WRITTEN EXERCISE
Please pull out every line that includes the string "type".

INPUT RECORDS
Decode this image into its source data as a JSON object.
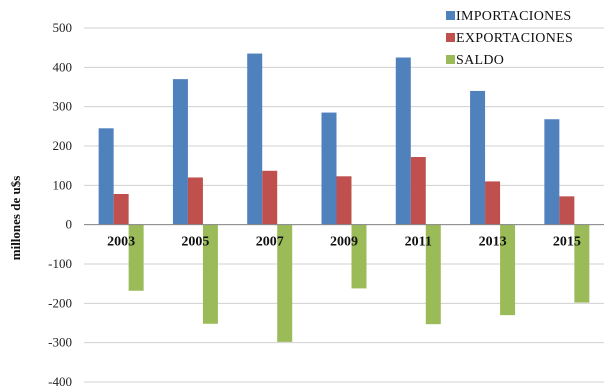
{
  "chart_data": {
    "type": "bar",
    "categories": [
      "2003",
      "2005",
      "2007",
      "2009",
      "2011",
      "2013",
      "2015"
    ],
    "series": [
      {
        "name": "IMPORTACIONES",
        "color": "#4f81bd",
        "values": [
          245,
          370,
          435,
          285,
          425,
          340,
          268
        ]
      },
      {
        "name": "EXPORTACIONES",
        "color": "#c0504d",
        "values": [
          78,
          120,
          137,
          123,
          172,
          110,
          72
        ]
      },
      {
        "name": "SALDO",
        "color": "#9bbb59",
        "values": [
          -168,
          -252,
          -298,
          -162,
          -253,
          -230,
          -198
        ]
      }
    ],
    "ylabel": "millones de u$s",
    "xlabel": "",
    "ylim": [
      -400,
      500
    ],
    "yticks": [
      500,
      400,
      300,
      200,
      100,
      0,
      -100,
      -200,
      -300,
      -400
    ],
    "grid": true,
    "legend_position": "top-right"
  }
}
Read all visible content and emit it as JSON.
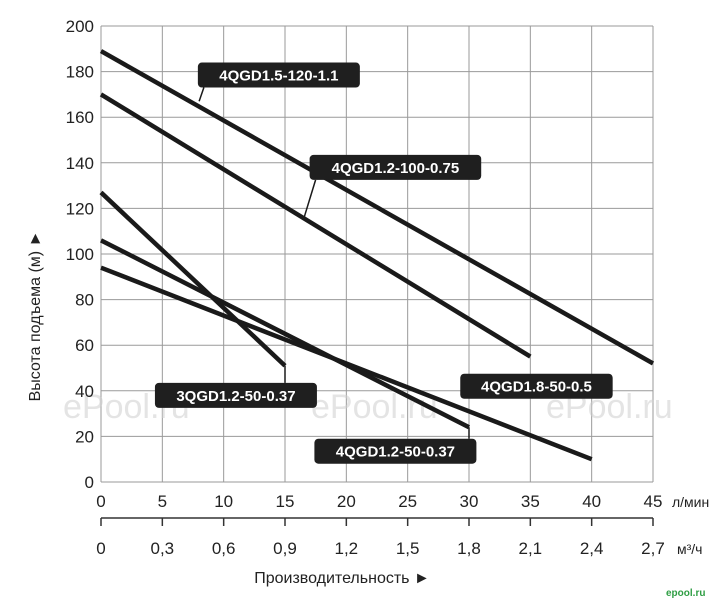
{
  "watermark": "ePool.ru",
  "logo_text": "epool.ru",
  "chart_data": {
    "type": "line",
    "ylabel": "Высота подъема (м) ►",
    "xlabel": "Производительность ►",
    "y_ticks": [
      "0",
      "20",
      "40",
      "60",
      "80",
      "100",
      "120",
      "140",
      "160",
      "180",
      "200"
    ],
    "ylim": [
      0,
      200
    ],
    "x_primary": {
      "unit": "л/мин",
      "range": [
        0,
        45
      ],
      "ticks": [
        "0",
        "5",
        "10",
        "15",
        "20",
        "25",
        "30",
        "35",
        "40",
        "45"
      ]
    },
    "x_secondary": {
      "unit": "м³/ч",
      "range": [
        0,
        2.7
      ],
      "ticks": [
        "0",
        "0,3",
        "0,6",
        "0,9",
        "1,2",
        "1,5",
        "1,8",
        "2,1",
        "2,4",
        "2,7"
      ]
    },
    "grid": true,
    "line_color": "#1a1a1a",
    "series": [
      {
        "name": "4QGD1.5-120-1.1",
        "x": [
          0,
          45
        ],
        "y": [
          189,
          52
        ]
      },
      {
        "name": "4QGD1.2-100-0.75",
        "x": [
          0,
          35
        ],
        "y": [
          170,
          55
        ]
      },
      {
        "name": "3QGD1.2-50-0.37",
        "x": [
          0,
          15
        ],
        "y": [
          127,
          51
        ]
      },
      {
        "name": "4QGD1.8-50-0.5",
        "x": [
          0,
          40
        ],
        "y": [
          94,
          10
        ]
      },
      {
        "name": "4QGD1.2-50-0.37",
        "x": [
          0,
          30
        ],
        "y": [
          106,
          24
        ]
      }
    ],
    "callouts": [
      {
        "text": "4QGD1.5-120-1.1",
        "point": [
          8,
          167
        ],
        "label": [
          14.5,
          178.5
        ]
      },
      {
        "text": "4QGD1.2-100-0.75",
        "point": [
          16.5,
          115
        ],
        "label": [
          24,
          138
        ]
      },
      {
        "text": "3QGD1.2-50-0.37",
        "point": [
          15,
          51
        ],
        "label": [
          11,
          38
        ]
      },
      {
        "text": "4QGD1.8-50-0.5",
        "point": [
          35,
          40
        ],
        "label": [
          35.5,
          42
        ]
      },
      {
        "text": "4QGD1.2-50-0.37",
        "point": [
          30,
          24
        ],
        "label": [
          24,
          13.5
        ]
      }
    ]
  }
}
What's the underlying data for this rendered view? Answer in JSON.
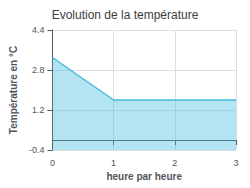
{
  "chart_data": {
    "type": "area",
    "title": "Evolution de la température",
    "xlabel": "heure par heure",
    "ylabel": "Température en °C",
    "x": [
      0,
      1,
      3
    ],
    "values": [
      3.3,
      1.6,
      1.6
    ],
    "color": "#44bbdd",
    "xlim": [
      0,
      3
    ],
    "xticks": [
      0,
      1,
      2,
      3
    ],
    "ylim": [
      -0.4,
      4.4
    ],
    "yticks": [
      -0.4,
      1.2,
      2.8,
      4.4
    ],
    "grid": true
  }
}
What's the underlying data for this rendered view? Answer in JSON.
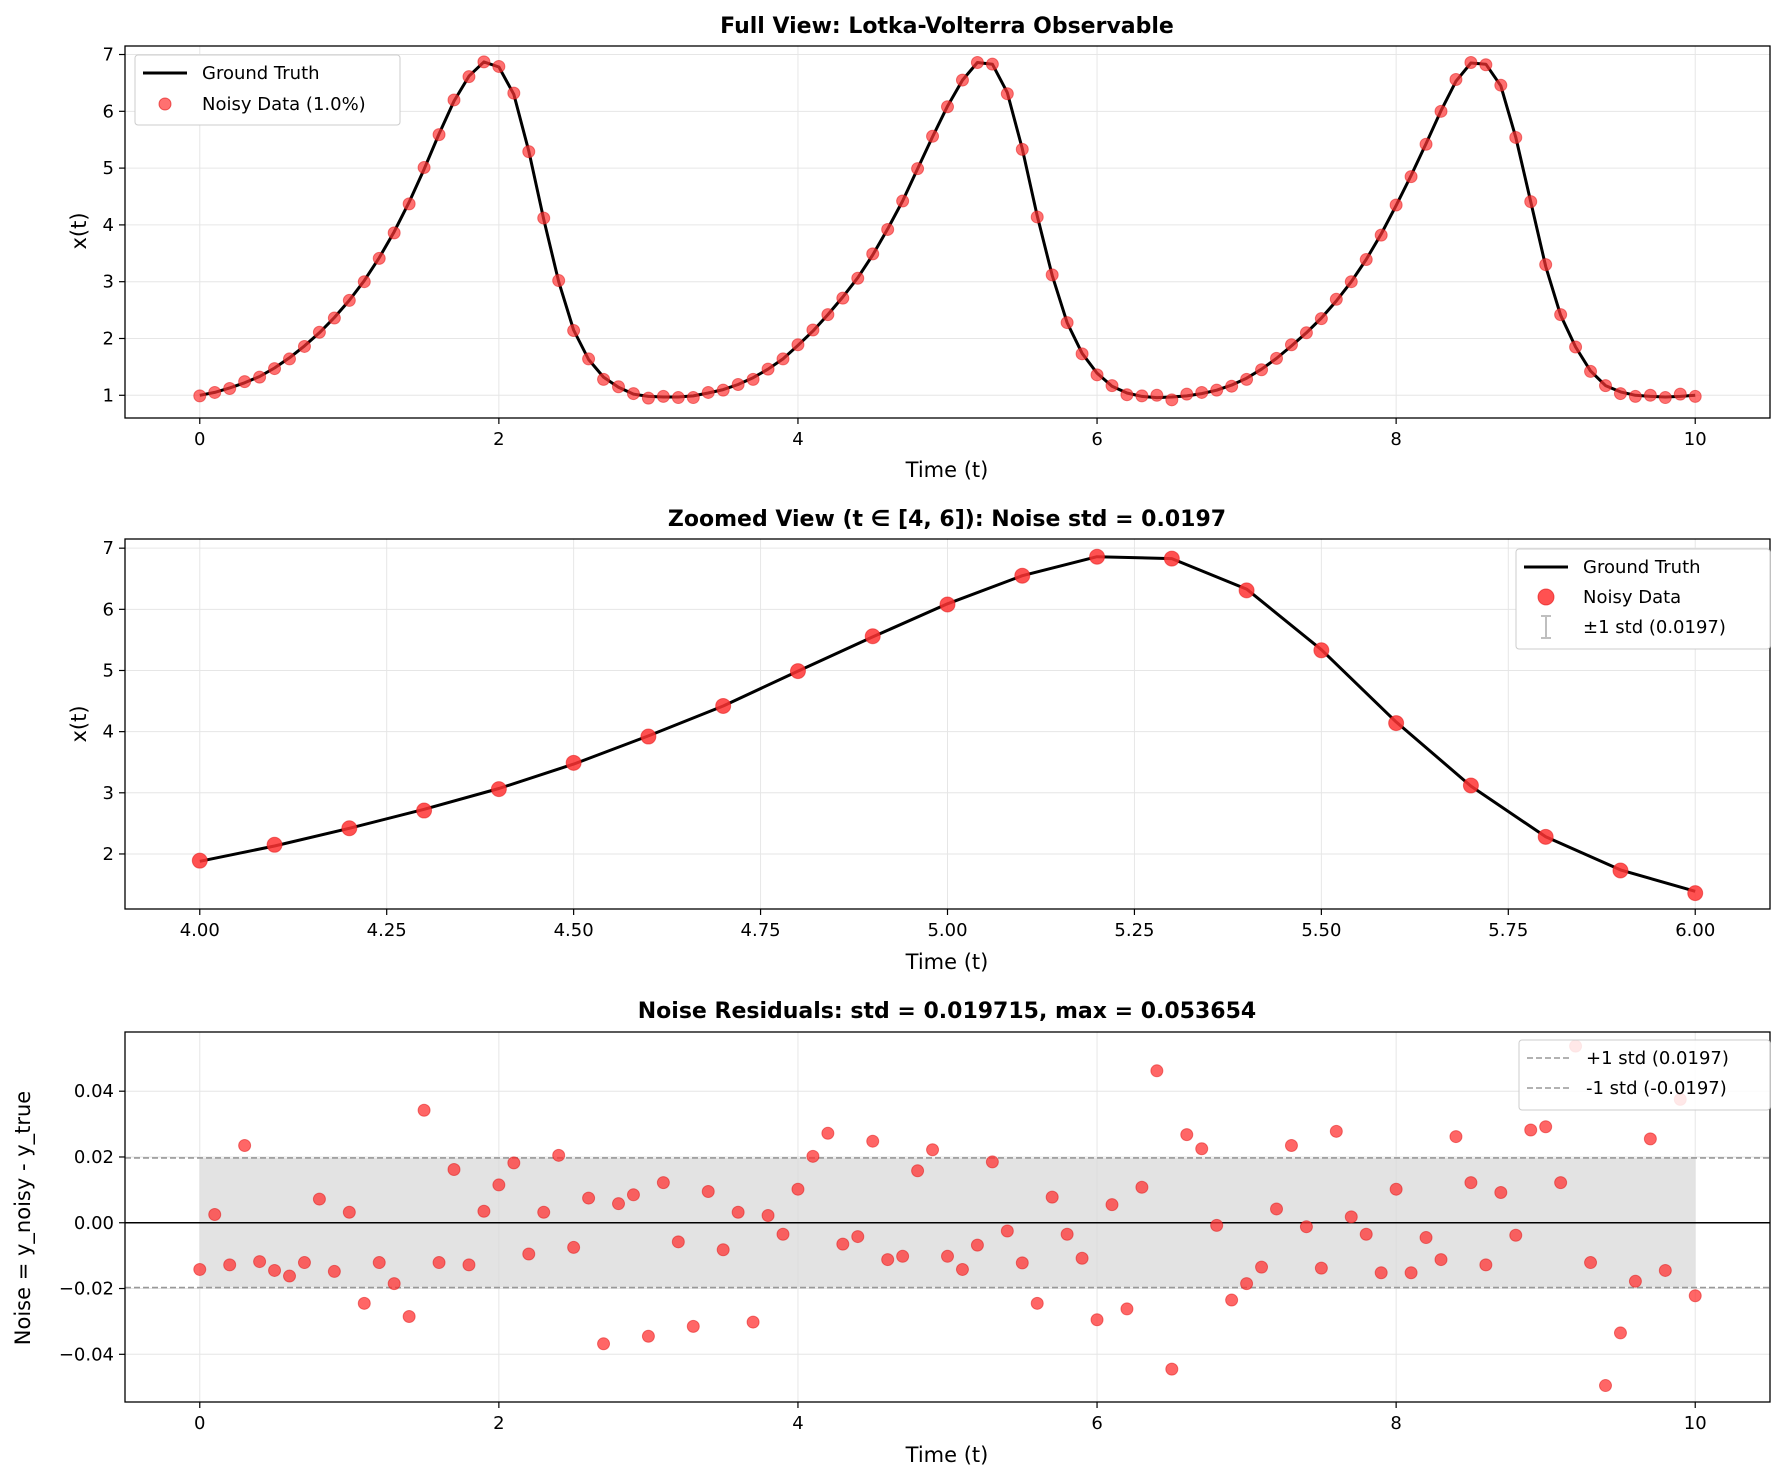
{
  "colors": {
    "truth": "#000000",
    "noisy": "#ff3333",
    "band": "#d9d9d9",
    "stdline": "#999999",
    "grid": "#e6e6e6",
    "errorbar": "#bfbfbf"
  },
  "chart_data": [
    {
      "type": "line",
      "title": "Full View: Lotka-Volterra Observable",
      "xlabel": "Time (t)",
      "ylabel": "x(t)",
      "xlim": [
        -0.5,
        10.5
      ],
      "ylim": [
        0.6,
        7.15
      ],
      "xticks": [
        0,
        2,
        4,
        6,
        8,
        10
      ],
      "xtick_labels": [
        "0",
        "2",
        "4",
        "6",
        "8",
        "10"
      ],
      "yticks": [
        1,
        2,
        3,
        4,
        5,
        6,
        7
      ],
      "ytick_labels": [
        "1",
        "2",
        "3",
        "4",
        "5",
        "6",
        "7"
      ],
      "grid": true,
      "legend_position": "top-left",
      "series": [
        {
          "name": "Ground Truth",
          "kind": "line"
        },
        {
          "name": "Noisy Data (1.0%)",
          "kind": "scatter"
        }
      ],
      "x": [
        0,
        0.1,
        0.2,
        0.3,
        0.4,
        0.5,
        0.6,
        0.7,
        0.8,
        0.9,
        1.0,
        1.1,
        1.2,
        1.3,
        1.4,
        1.5,
        1.6,
        1.7,
        1.8,
        1.9,
        2.0,
        2.1,
        2.2,
        2.3,
        2.4,
        2.5,
        2.6,
        2.7,
        2.8,
        2.9,
        3.0,
        3.1,
        3.2,
        3.3,
        3.4,
        3.5,
        3.6,
        3.7,
        3.8,
        3.9,
        4.0,
        4.1,
        4.2,
        4.3,
        4.4,
        4.5,
        4.6,
        4.7,
        4.8,
        4.9,
        5.0,
        5.1,
        5.2,
        5.3,
        5.4,
        5.5,
        5.6,
        5.7,
        5.8,
        5.9,
        6.0,
        6.1,
        6.2,
        6.3,
        6.4,
        6.5,
        6.6,
        6.7,
        6.8,
        6.9,
        7.0,
        7.1,
        7.2,
        7.3,
        7.4,
        7.5,
        7.6,
        7.7,
        7.8,
        7.9,
        8.0,
        8.1,
        8.2,
        8.3,
        8.4,
        8.5,
        8.6,
        8.7,
        8.8,
        8.9,
        9.0,
        9.1,
        9.2,
        9.3,
        9.4,
        9.5,
        9.6,
        9.7,
        9.8,
        9.9,
        10.0
      ],
      "truth": [
        1.0,
        1.05,
        1.13,
        1.22,
        1.33,
        1.48,
        1.66,
        1.87,
        2.1,
        2.37,
        2.67,
        3.02,
        3.42,
        3.88,
        4.4,
        4.98,
        5.6,
        6.18,
        6.62,
        6.87,
        6.78,
        6.3,
        5.3,
        4.1,
        3.0,
        2.15,
        1.63,
        1.32,
        1.14,
        1.02,
        0.98,
        0.97,
        0.97,
        0.99,
        1.04,
        1.1,
        1.19,
        1.31,
        1.46,
        1.64,
        1.88,
        2.13,
        2.42,
        2.73,
        3.07,
        3.47,
        3.93,
        4.42,
        4.99,
        5.55,
        6.09,
        6.55,
        6.86,
        6.83,
        6.33,
        5.34,
        4.16,
        3.11,
        2.28,
        1.74,
        1.39,
        1.16,
        1.04,
        0.98,
        0.96,
        0.97,
        0.99,
        1.03,
        1.09,
        1.18,
        1.3,
        1.46,
        1.65,
        1.87,
        2.1,
        2.36,
        2.66,
        3.0,
        3.39,
        3.84,
        4.34,
        4.87,
        5.43,
        6.01,
        6.53,
        6.85,
        6.83,
        6.45,
        5.54,
        4.41,
        3.27,
        2.41,
        1.85,
        1.43,
        1.17,
        1.06,
        1.0,
        0.98,
        0.97,
        0.98,
        1.0
      ],
      "noisy": [
        0.99,
        1.05,
        1.12,
        1.24,
        1.32,
        1.47,
        1.64,
        1.86,
        2.11,
        2.36,
        2.67,
        3.0,
        3.41,
        3.86,
        4.37,
        5.01,
        5.59,
        6.2,
        6.61,
        6.87,
        6.79,
        6.32,
        5.29,
        4.12,
        3.02,
        2.14,
        1.64,
        1.28,
        1.15,
        1.03,
        0.95,
        0.98,
        0.96,
        0.96,
        1.05,
        1.09,
        1.19,
        1.28,
        1.46,
        1.64,
        1.89,
        2.15,
        2.42,
        2.71,
        3.06,
        3.49,
        3.92,
        4.42,
        4.99,
        5.56,
        6.08,
        6.55,
        6.86,
        6.83,
        6.31,
        5.33,
        4.14,
        3.12,
        2.28,
        1.73,
        1.36,
        1.17,
        1.01,
        0.99,
        1.0,
        0.92,
        1.02,
        1.05,
        1.09,
        1.16,
        1.28,
        1.45,
        1.65,
        1.89,
        2.1,
        2.35,
        2.69,
        3.0,
        3.39,
        3.82,
        4.35,
        4.85,
        5.42,
        6.0,
        6.56,
        6.86,
        6.82,
        6.46,
        5.54,
        4.41,
        3.3,
        2.42,
        1.85,
        1.42,
        1.17,
        1.03,
        0.98,
        1.0,
        0.96,
        1.02,
        0.98
      ]
    },
    {
      "type": "line",
      "title": "Zoomed View (t ∈ [4, 6]): Noise std = 0.0197",
      "xlabel": "Time (t)",
      "ylabel": "x(t)",
      "xlim": [
        3.9,
        6.1
      ],
      "ylim": [
        1.1,
        7.15
      ],
      "xticks": [
        4.0,
        4.25,
        4.5,
        4.75,
        5.0,
        5.25,
        5.5,
        5.75,
        6.0
      ],
      "xtick_labels": [
        "4.00",
        "4.25",
        "4.50",
        "4.75",
        "5.00",
        "5.25",
        "5.50",
        "5.75",
        "6.00"
      ],
      "yticks": [
        2,
        3,
        4,
        5,
        6,
        7
      ],
      "ytick_labels": [
        "2",
        "3",
        "4",
        "5",
        "6",
        "7"
      ],
      "grid": true,
      "legend_position": "top-right",
      "series": [
        {
          "name": "Ground Truth",
          "kind": "line"
        },
        {
          "name": "Noisy Data",
          "kind": "scatter"
        },
        {
          "name": "±1 std (0.0197)",
          "kind": "errorbar"
        }
      ],
      "x": [
        4.0,
        4.1,
        4.2,
        4.3,
        4.4,
        4.5,
        4.6,
        4.7,
        4.8,
        4.9,
        5.0,
        5.1,
        5.2,
        5.3,
        5.4,
        5.5,
        5.6,
        5.7,
        5.8,
        5.9,
        6.0
      ],
      "truth": [
        1.88,
        2.13,
        2.42,
        2.73,
        3.07,
        3.47,
        3.93,
        4.42,
        4.99,
        5.55,
        6.09,
        6.55,
        6.86,
        6.83,
        6.33,
        5.34,
        4.16,
        3.11,
        2.28,
        1.74,
        1.39
      ],
      "noisy": [
        1.89,
        2.15,
        2.42,
        2.71,
        3.06,
        3.49,
        3.92,
        4.42,
        4.99,
        5.56,
        6.08,
        6.55,
        6.86,
        6.83,
        6.31,
        5.33,
        4.14,
        3.12,
        2.28,
        1.73,
        1.36
      ]
    },
    {
      "type": "scatter",
      "title": "Noise Residuals: std = 0.019715, max = 0.053654",
      "xlabel": "Time (t)",
      "ylabel": "Noise = y_noisy - y_true",
      "xlim": [
        -0.5,
        10.5
      ],
      "ylim": [
        -0.0545,
        0.058
      ],
      "xticks": [
        0,
        2,
        4,
        6,
        8,
        10
      ],
      "xtick_labels": [
        "0",
        "2",
        "4",
        "6",
        "8",
        "10"
      ],
      "yticks": [
        -0.04,
        -0.02,
        0.0,
        0.02,
        0.04
      ],
      "ytick_labels": [
        "−0.04",
        "−0.02",
        "0.00",
        "0.02",
        "0.04"
      ],
      "grid": true,
      "legend_position": "top-right",
      "std": 0.0197,
      "series": [
        {
          "name": "+1 std (0.0197)",
          "kind": "dashed"
        },
        {
          "name": "-1 std (-0.0197)",
          "kind": "dashed"
        },
        {
          "name": "",
          "kind": "scatter"
        }
      ],
      "x": [
        0,
        0.1,
        0.2,
        0.3,
        0.4,
        0.5,
        0.6,
        0.7,
        0.8,
        0.9,
        1.0,
        1.1,
        1.2,
        1.3,
        1.4,
        1.5,
        1.6,
        1.7,
        1.8,
        1.9,
        2.0,
        2.1,
        2.2,
        2.3,
        2.4,
        2.5,
        2.6,
        2.7,
        2.8,
        2.9,
        3.0,
        3.1,
        3.2,
        3.3,
        3.4,
        3.5,
        3.6,
        3.7,
        3.8,
        3.9,
        4.0,
        4.1,
        4.2,
        4.3,
        4.4,
        4.5,
        4.6,
        4.7,
        4.8,
        4.9,
        5.0,
        5.1,
        5.2,
        5.3,
        5.4,
        5.5,
        5.6,
        5.7,
        5.8,
        5.9,
        6.0,
        6.1,
        6.2,
        6.3,
        6.4,
        6.5,
        6.6,
        6.7,
        6.8,
        6.9,
        7.0,
        7.1,
        7.2,
        7.3,
        7.4,
        7.5,
        7.6,
        7.7,
        7.8,
        7.9,
        8.0,
        8.1,
        8.2,
        8.3,
        8.4,
        8.5,
        8.6,
        8.7,
        8.8,
        8.9,
        9.0,
        9.1,
        9.2,
        9.3,
        9.4,
        9.5,
        9.6,
        9.7,
        9.8,
        9.9,
        10.0
      ],
      "residuals": [
        -0.0142,
        0.0025,
        -0.0128,
        0.0235,
        -0.0118,
        -0.0145,
        -0.0162,
        -0.0121,
        0.0072,
        -0.0148,
        0.0032,
        -0.0245,
        -0.0121,
        -0.0185,
        -0.0285,
        0.0342,
        -0.0121,
        0.0162,
        -0.0128,
        0.0035,
        0.0115,
        0.0182,
        -0.0095,
        0.0032,
        0.0205,
        -0.0075,
        0.0075,
        -0.0368,
        0.0058,
        0.0085,
        -0.0345,
        0.0122,
        -0.0058,
        -0.0315,
        0.0095,
        -0.0082,
        0.0032,
        -0.0302,
        0.0022,
        -0.0035,
        0.0102,
        0.0202,
        0.0272,
        -0.0065,
        -0.0042,
        0.0248,
        -0.0112,
        -0.0102,
        0.0158,
        0.0222,
        -0.0102,
        -0.0142,
        -0.0068,
        0.0185,
        -0.0025,
        -0.0122,
        -0.0245,
        0.0078,
        -0.0035,
        -0.0108,
        -0.0295,
        0.0055,
        -0.0262,
        0.0108,
        0.0462,
        -0.0445,
        0.0268,
        0.0225,
        -0.0008,
        -0.0235,
        -0.0185,
        -0.0135,
        0.0042,
        0.0235,
        -0.0012,
        -0.0138,
        0.0278,
        0.0018,
        -0.0035,
        -0.0152,
        0.0102,
        -0.0152,
        -0.0045,
        -0.0112,
        0.0262,
        0.0122,
        -0.0128,
        0.0092,
        -0.0038,
        0.0282,
        0.0292,
        0.0122,
        0.0537,
        -0.0121,
        -0.0495,
        -0.0335,
        -0.0178,
        0.0255,
        -0.0145,
        0.0375,
        -0.0222
      ]
    }
  ]
}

TASK RESPONSE
    "type": "bar",
    "type": "line",
    "type": "area",
      "type": "line",
      "type": "line",
      "type": "scatter",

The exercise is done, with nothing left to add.